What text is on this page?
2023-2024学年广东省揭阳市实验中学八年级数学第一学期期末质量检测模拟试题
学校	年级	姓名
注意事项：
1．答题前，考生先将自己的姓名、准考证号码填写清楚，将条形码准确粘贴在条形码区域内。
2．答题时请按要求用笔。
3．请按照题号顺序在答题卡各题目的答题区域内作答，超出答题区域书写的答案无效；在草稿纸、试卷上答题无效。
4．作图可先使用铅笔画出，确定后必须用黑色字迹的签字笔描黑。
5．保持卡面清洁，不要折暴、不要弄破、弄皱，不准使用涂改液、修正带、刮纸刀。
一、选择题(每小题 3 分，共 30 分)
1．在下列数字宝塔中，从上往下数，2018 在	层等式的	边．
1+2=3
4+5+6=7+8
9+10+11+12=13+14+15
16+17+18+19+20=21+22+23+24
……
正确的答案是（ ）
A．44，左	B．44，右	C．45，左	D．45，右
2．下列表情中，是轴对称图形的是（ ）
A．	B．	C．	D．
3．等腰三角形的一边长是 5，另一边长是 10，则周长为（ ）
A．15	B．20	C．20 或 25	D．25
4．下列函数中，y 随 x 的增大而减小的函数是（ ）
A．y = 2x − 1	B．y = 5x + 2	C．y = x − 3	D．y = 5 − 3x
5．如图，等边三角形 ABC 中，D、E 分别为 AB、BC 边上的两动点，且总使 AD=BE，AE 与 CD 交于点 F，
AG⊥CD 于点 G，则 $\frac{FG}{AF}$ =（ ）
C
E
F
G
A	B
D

┄┄┄┄┄┄┄┄┄┄

Work instructions: Above are the records; copy all of them exactly.

The solution:
What text is on this page?
2023-2024学年广东省揭阳市实验中学八年级数学第一学期期末质量检测模拟试题
学校	年级	姓名
注意事项：
1．答题前，考生先将自己的姓名、准考证号码填写清楚，将条形码准确粘贴在条形码区域内。
2．答题时请按要求用笔。
3．请按照题号顺序在答题卡各题目的答题区域内作答，超出答题区域书写的答案无效；在草稿纸、试卷上答题无效。
4．作图可先使用铅笔画出，确定后必须用黑色字迹的签字笔描黑。
5．保持卡面清洁，不要折暴、不要弄破、弄皱，不准使用涂改液、修正带、刮纸刀。
一、选择题(每小题 3 分，共 30 分)
1．在下列数字宝塔中，从上往下数，2018 在	层等式的	边．
1+2=3
4+5+6=7+8
9+10+11+12=13+14+15
16+17+18+19+20=21+22+23+24
……
正确的答案是（ ）
A．44，左	B．44，右	C．45，左	D．45，右
2．下列表情中，是轴对称图形的是（ ）
A．	B．	C．	D．
3．等腰三角形的一边长是 5，另一边长是 10，则周长为（ ）
A．15	B．20	C．20 或 25	D．25
4．下列函数中，y 随 x 的增大而减小的函数是（ ）
A．y = 2x − 1	B．y = 5x + 2	C．y = x − 3	D．y = 5 − 3x
5．如图，等边三角形 ABC 中，D、E 分别为 AB、BC 边上的两动点，且总使 AD=BE，AE 与 CD 交于点 F，
AG⊥CD 于点 G，则 $\frac{FG}{AF}$ =（ ）
C
E
F
G
A	B
D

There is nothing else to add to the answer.